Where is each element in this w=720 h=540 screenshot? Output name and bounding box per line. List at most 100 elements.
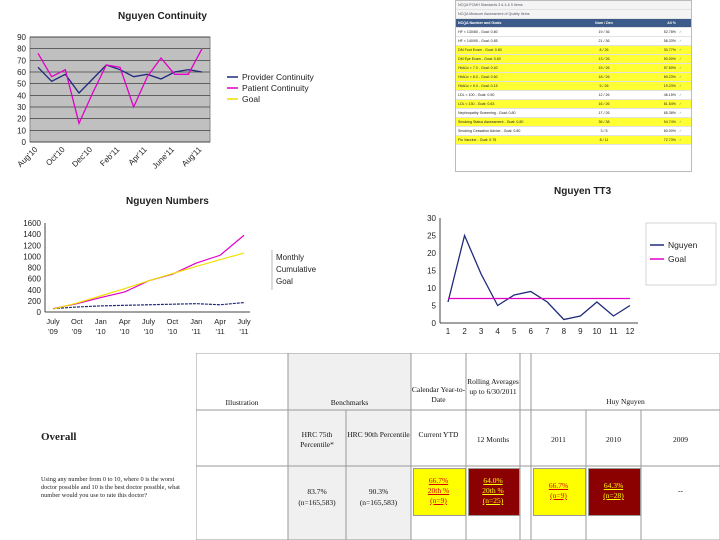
overall-label: Overall: [41, 431, 77, 443]
y3-value: --: [678, 486, 683, 495]
x-tick-label: 4: [495, 327, 500, 336]
b2-pct: 90.3%: [368, 487, 389, 496]
series-line-nguyen: [447, 233, 631, 321]
numbers-legend: Monthly Cumulative Goal: [271, 250, 317, 290]
series-line-goal: [52, 252, 245, 310]
table-row: Smoking Cessation Advice - Goal: 0.80 3 /…: [456, 127, 691, 136]
table-cell: ✓: [679, 75, 683, 79]
y-tick-label: 20: [17, 115, 26, 124]
table-cell: 46.15%: [663, 93, 676, 97]
subheader-2009: 2009: [673, 435, 688, 444]
series-line-cumulative: [52, 234, 245, 310]
subheader-b2: HRC 90th Percentile: [347, 430, 410, 439]
plot-area: [29, 36, 211, 143]
y-tick-label: 50: [17, 80, 26, 89]
overall-panel: Overall Using any number from 0 to 10, w…: [0, 353, 196, 540]
b1-pct: 83.7%: [307, 487, 327, 496]
table-cell: 18 / 26: [598, 75, 610, 79]
y-tick-label: 20: [427, 249, 436, 258]
x-tick-label-year: '10: [120, 327, 130, 336]
table-cell: [632, 1, 679, 9]
table-cell: 12 / 26: [598, 93, 610, 97]
x-tick-label: 2: [462, 327, 467, 336]
table-cell: HF < 130/80 - Goal: 0.80: [458, 30, 498, 34]
table-cell: 19 / 36: [598, 30, 610, 34]
tt3-title: Nguyen TT3: [554, 186, 612, 197]
table-cell: 65.38%: [663, 111, 676, 115]
table-header-row: NCQA Number and Goals Num / Den All %: [456, 19, 691, 28]
y-tick-label: 30: [427, 214, 436, 223]
x-tick-label: 7: [545, 327, 550, 336]
tt3-chart-panel: 0 5 10 15 20 25 30 1 2 3 4 5 6 7 8 9 10 11 12 Nguyen Goal Ng…: [420, 183, 720, 343]
numbers-chart: 02004006008001000120014001600July'09Oct'…: [23, 219, 251, 336]
x-tick-label: Dec'10: [70, 145, 94, 169]
roll-highlight: [468, 468, 520, 516]
table-cell: NCQA PCMH Standards 3 & 4 & 5 Items: [458, 3, 523, 7]
x-tick-label: Oct'10: [44, 145, 67, 168]
cal-value: 66.7% 20th % (n=9): [411, 476, 466, 506]
table-cell: NCQA Number and Goals: [458, 21, 502, 25]
table-cell: ✓: [679, 102, 683, 106]
x-tick-label: 12: [626, 327, 635, 336]
x-tick-label-year: '09: [72, 327, 82, 336]
legend-label: Patient Continuity: [242, 83, 309, 93]
roll-value: 64.0% 20th % (n=25): [466, 476, 520, 506]
table-cell: 36 / 38: [598, 120, 610, 124]
table-cell: 57.69%: [663, 66, 676, 70]
table-cell: ✓: [679, 57, 683, 61]
y-tick-label: 15: [427, 267, 436, 276]
y-tick-label: 10: [427, 284, 436, 293]
table-cell: Num / Den: [595, 21, 613, 25]
legend-label: Cumulative: [276, 265, 317, 274]
table-cell: 15 / 26: [598, 66, 610, 70]
table-cell: 17 / 26: [598, 111, 610, 115]
legend-label: Goal: [276, 277, 293, 286]
table-cell: Flu Vaccine - Goal: 0.75: [458, 138, 497, 142]
table-cell: 69.23%: [663, 75, 676, 79]
metrics-table: Illustration Benchmarks Calendar Year-to…: [196, 353, 720, 540]
y-tick-label: 1000: [23, 252, 41, 261]
x-tick-label: Apr'11: [127, 145, 150, 168]
table-cell: 30.77%: [663, 48, 676, 52]
roll-rank: 20th %: [482, 486, 504, 495]
x-tick-label: June'11: [150, 145, 176, 171]
table-row: HbA1c < 8.0 - Goal: 0.60 18 / 26 69.23% ✓: [456, 73, 691, 82]
table-cell: HbA1c < 7.0 - Goal: 0.40: [458, 66, 498, 70]
y-tick-label: 400: [28, 286, 42, 295]
table-cell: 21 / 36: [598, 39, 610, 43]
x-tick-label-year: '10: [96, 327, 106, 336]
table-cell: 8 / 11: [599, 138, 609, 142]
table-cell: Nephropathy Screening - Goal: 0.80: [458, 111, 516, 115]
table-cell: ✓: [679, 84, 683, 88]
x-tick-label-year: '10: [144, 327, 154, 336]
table-top-row: NCQA Measure Assessment of Quality Items: [456, 10, 691, 19]
subheader-roll: 12 Months: [476, 435, 510, 444]
table-cell: [679, 10, 691, 18]
continuity-chart-panel: 0 10 20 30 40 50 60 70 80 90 Aug'10 Oct'10 Dec'10 Feb…: [0, 0, 225, 182]
table-row: HF < 140/90 - Goal: 0.85 21 / 36 58.33% ✓: [456, 37, 691, 46]
table-cell: 94.74%: [663, 120, 676, 124]
table-cell: NCQA Measure Assessment of Quality Items: [458, 12, 530, 16]
y-tick-label: 1400: [23, 230, 41, 239]
table-cell: 5 / 26: [599, 84, 609, 88]
header-illustration: Illustration: [225, 398, 259, 407]
x-tick-label: Jan: [190, 317, 202, 326]
table-cell: ✓: [679, 66, 683, 70]
x-tick-label: 6: [529, 327, 534, 336]
series-line-provider-continuity: [37, 64, 203, 95]
table-cell: 52.78%: [663, 30, 676, 34]
table-row: LDL < 100 - Goal: 0.50 12 / 26 46.15% ✓: [456, 91, 691, 100]
x-tick-label: 5: [512, 327, 517, 336]
table-cell: 60.00%: [663, 129, 676, 133]
table-row: LDL < 130 - Goal: 0.63 16 / 26 61.54% ✓: [456, 100, 691, 109]
table-cell: 16 / 26: [598, 102, 610, 106]
header-calendar: Calendar Year-to-Date: [411, 385, 466, 404]
header-rolling: Rolling Averages up to 6/30/2011: [467, 377, 519, 396]
cal-highlight: [413, 468, 466, 516]
table-top-row: NCQA PCMH Standards 3 & 4 & 5 Items: [456, 1, 691, 10]
y-tick-label: 60: [17, 68, 26, 77]
subheader-b1: HRC 75th Percentile*: [300, 430, 334, 449]
table-cell: 58.33%: [663, 39, 676, 43]
table-cell: 8 / 26: [599, 48, 609, 52]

▶ _Task details_
Could you output every line of the records above verbatim, leaving out the pictures?

▶ _Answer to this exercise_
Where is each element in this w=720 h=540 screenshot? Output name and bounding box per line. List at most 100 elements.
overall-label: Overall: [41, 431, 77, 443]
y3-value: --: [678, 486, 683, 495]
x-tick-label: 4: [495, 327, 500, 336]
b2-pct: 90.3%: [368, 487, 389, 496]
series-line-nguyen: [447, 233, 631, 321]
numbers-legend: Monthly Cumulative Goal: [271, 250, 317, 290]
series-line-goal: [52, 252, 245, 310]
table-row: Smoking Cessation Advice - Goal: 0.80 3 /…: [456, 127, 691, 136]
table-cell: ✓: [679, 75, 683, 79]
y-tick-label: 20: [17, 115, 26, 124]
table-cell: 46.15%: [663, 93, 676, 97]
subheader-2009: 2009: [673, 435, 688, 444]
series-line-cumulative: [52, 234, 245, 310]
subheader-b2: HRC 90th Percentile: [347, 430, 410, 439]
plot-area: [29, 36, 211, 143]
y-tick-label: 50: [17, 80, 26, 89]
overall-panel: Overall Using any number from 0 to 10, w…: [0, 353, 196, 540]
b1-pct: 83.7%: [307, 487, 327, 496]
table-cell: 18 / 26: [598, 75, 610, 79]
y-tick-label: 20: [427, 249, 436, 258]
x-tick-label-year: '10: [120, 327, 130, 336]
table-cell: [632, 1, 679, 9]
table-cell: 12 / 26: [598, 93, 610, 97]
x-tick-label: 2: [462, 327, 467, 336]
table-cell: HF < 130/80 - Goal: 0.80: [458, 30, 498, 34]
table-cell: 19 / 36: [598, 30, 610, 34]
tt3-title: Nguyen TT3: [554, 186, 612, 197]
table-cell: 65.38%: [663, 111, 676, 115]
table-header-row: NCQA Number and Goals Num / Den All %: [456, 19, 691, 28]
y-tick-label: 30: [427, 214, 436, 223]
x-tick-label: 7: [545, 327, 550, 336]
tt3-chart-panel: 0 5 10 15 20 25 30 1 2 3 4 5 6 7 8 9 10 11 12 Nguyen Goal Ng…: [420, 183, 720, 343]
numbers-chart: 02004006008001000120014001600July'09Oct'…: [23, 219, 251, 336]
x-tick-label: Dec'10: [70, 145, 94, 169]
roll-highlight: [468, 468, 520, 516]
table-cell: NCQA PCMH Standards 3 & 4 & 5 Items: [458, 3, 523, 7]
x-tick-label: Oct'10: [44, 145, 67, 168]
cal-value: 66.7% 20th % (n=9): [411, 476, 466, 506]
table-cell: NCQA Number and Goals: [458, 21, 502, 25]
table-cell: ✓: [679, 102, 683, 106]
x-tick-label: 12: [626, 327, 635, 336]
x-tick-label-year: '09: [72, 327, 82, 336]
legend-label: Patient Continuity: [242, 83, 309, 93]
roll-value: 64.0% 20th % (n=25): [466, 476, 520, 506]
table-cell: 36 / 38: [598, 120, 610, 124]
table-cell: 57.69%: [663, 66, 676, 70]
table-cell: ✓: [679, 57, 683, 61]
y-tick-label: 15: [427, 267, 436, 276]
y-tick-label: 10: [427, 284, 436, 293]
table-cell: Num / Den: [595, 21, 613, 25]
legend-label: Cumulative: [276, 265, 317, 274]
table-cell: 15 / 26: [598, 66, 610, 70]
table-cell: 17 / 26: [598, 111, 610, 115]
legend-label: Goal: [276, 277, 293, 286]
table-cell: Flu Vaccine - Goal: 0.75: [458, 138, 497, 142]
table-cell: 69.23%: [663, 75, 676, 79]
metrics-table: Illustration Benchmarks Calendar Year-to…: [196, 353, 720, 540]
y-tick-label: 1000: [23, 252, 41, 261]
x-tick-label: Apr'11: [127, 145, 150, 168]
table-cell: 30.77%: [663, 48, 676, 52]
roll-rank: 20th %: [482, 486, 504, 495]
x-tick-label: June'11: [150, 145, 176, 171]
table-row: HbA1c < 8.0 - Goal: 0.60 18 / 26 69.23% ✓: [456, 73, 691, 82]
table-cell: HbA1c < 7.0 - Goal: 0.40: [458, 66, 498, 70]
y-tick-label: 400: [28, 286, 42, 295]
table-cell: 21 / 36: [598, 39, 610, 43]
x-tick-label-year: '10: [96, 327, 106, 336]
table-cell: 8 / 11: [599, 138, 609, 142]
table-cell: Nephropathy Screening - Goal: 0.80: [458, 111, 516, 115]
table-cell: ✓: [679, 84, 683, 88]
x-tick-label-year: '10: [144, 327, 154, 336]
table-top-row: NCQA Measure Assessment of Quality Items: [456, 10, 691, 19]
subheader-roll: 12 Months: [476, 435, 510, 444]
table-cell: [679, 10, 691, 18]
continuity-chart-panel: 0 10 20 30 40 50 60 70 80 90 Aug'10 Oct'10 Dec'10 Feb…: [0, 0, 225, 182]
table-row: HF < 140/90 - Goal: 0.85 21 / 36 58.33% ✓: [456, 37, 691, 46]
table-cell: 94.74%: [663, 120, 676, 124]
table-cell: NCQA Measure Assessment of Quality Items: [458, 12, 530, 16]
y-tick-label: 1400: [23, 230, 41, 239]
table-cell: 5 / 26: [599, 84, 609, 88]
header-illustration: Illustration: [225, 398, 259, 407]
x-tick-label: Jan: [190, 317, 202, 326]
table-cell: ✓: [679, 66, 683, 70]
x-tick-label: 6: [529, 327, 534, 336]
series-line-provider-continuity: [37, 64, 203, 95]
table-cell: 52.78%: [663, 30, 676, 34]
table-row: LDL < 100 - Goal: 0.50 12 / 26 46.15% ✓: [456, 91, 691, 100]
x-tick-label: 5: [512, 327, 517, 336]
table-cell: 60.00%: [663, 129, 676, 133]
table-row: LDL < 130 - Goal: 0.63 16 / 26 61.54% ✓: [456, 100, 691, 109]
table-cell: 16 / 26: [598, 102, 610, 106]
header-calendar: Calendar Year-to-Date: [411, 385, 466, 404]
header-rolling: Rolling Averages up to 6/30/2011: [467, 377, 519, 396]
cal-highlight: [413, 468, 466, 516]
table-top-row: NCQA PCMH Standards 3 & 4 & 5 Items: [456, 1, 691, 10]
y-tick-label: 60: [17, 68, 26, 77]
subheader-b1: HRC 75th Percentile*: [300, 430, 334, 449]
table-cell: 58.33%: [663, 39, 676, 43]
table-cell: 8 / 26: [599, 48, 609, 52]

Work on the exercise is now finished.